━━ EXERCISE MATERIALS

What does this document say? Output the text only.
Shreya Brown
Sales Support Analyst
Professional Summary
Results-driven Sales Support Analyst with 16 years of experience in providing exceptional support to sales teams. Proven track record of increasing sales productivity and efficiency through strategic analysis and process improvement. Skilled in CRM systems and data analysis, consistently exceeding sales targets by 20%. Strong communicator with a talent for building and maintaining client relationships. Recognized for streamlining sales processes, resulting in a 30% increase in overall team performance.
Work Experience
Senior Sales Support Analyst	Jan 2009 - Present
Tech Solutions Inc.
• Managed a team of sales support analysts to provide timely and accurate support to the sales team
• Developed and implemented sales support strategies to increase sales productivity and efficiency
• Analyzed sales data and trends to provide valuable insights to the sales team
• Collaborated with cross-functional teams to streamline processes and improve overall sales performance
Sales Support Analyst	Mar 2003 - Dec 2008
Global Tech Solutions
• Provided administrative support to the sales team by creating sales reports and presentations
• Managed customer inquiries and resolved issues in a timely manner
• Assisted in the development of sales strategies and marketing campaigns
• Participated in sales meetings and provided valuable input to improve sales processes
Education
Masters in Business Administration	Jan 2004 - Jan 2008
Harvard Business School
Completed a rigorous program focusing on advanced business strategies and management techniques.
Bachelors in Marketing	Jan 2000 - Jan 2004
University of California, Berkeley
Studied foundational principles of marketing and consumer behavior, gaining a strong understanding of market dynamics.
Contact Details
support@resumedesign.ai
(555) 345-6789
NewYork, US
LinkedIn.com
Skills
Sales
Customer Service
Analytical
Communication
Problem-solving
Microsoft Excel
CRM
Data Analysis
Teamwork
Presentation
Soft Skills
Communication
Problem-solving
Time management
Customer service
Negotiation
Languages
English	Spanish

━━━━

## STATED GOAL
Give the listing above again, word for word.

## SOLUTION FOR THIS PROBLEM
What does this document say? Output the text only.
Shreya Brown
Sales Support Analyst
Professional Summary
Results-driven Sales Support Analyst with 16 years of experience in providing exceptional support to sales teams. Proven track record of increasing sales productivity and efficiency through strategic analysis and process improvement. Skilled in CRM systems and data analysis, consistently exceeding sales targets by 20%. Strong communicator with a talent for building and maintaining client relationships. Recognized for streamlining sales processes, resulting in a 30% increase in overall team performance.
Work Experience
Senior Sales Support Analyst	Jan 2009 - Present
Tech Solutions Inc.
• Managed a team of sales support analysts to provide timely and accurate support to the sales team
• Developed and implemented sales support strategies to increase sales productivity and efficiency
• Analyzed sales data and trends to provide valuable insights to the sales team
• Collaborated with cross-functional teams to streamline processes and improve overall sales performance
Sales Support Analyst	Mar 2003 - Dec 2008
Global Tech Solutions
• Provided administrative support to the sales team by creating sales reports and presentations
• Managed customer inquiries and resolved issues in a timely manner
• Assisted in the development of sales strategies and marketing campaigns
• Participated in sales meetings and provided valuable input to improve sales processes
Education
Masters in Business Administration	Jan 2004 - Jan 2008
Harvard Business School
Completed a rigorous program focusing on advanced business strategies and management techniques.
Bachelors in Marketing	Jan 2000 - Jan 2004
University of California, Berkeley
Studied foundational principles of marketing and consumer behavior, gaining a strong understanding of market dynamics.
Contact Details
support@resumedesign.ai
(555) 345-6789
NewYork, US
LinkedIn.com
Skills
Sales
Customer Service
Analytical
Communication
Problem-solving
Microsoft Excel
CRM
Data Analysis
Teamwork
Presentation
Soft Skills
Communication
Problem-solving
Time management
Customer service
Negotiation
Languages
English	Spanish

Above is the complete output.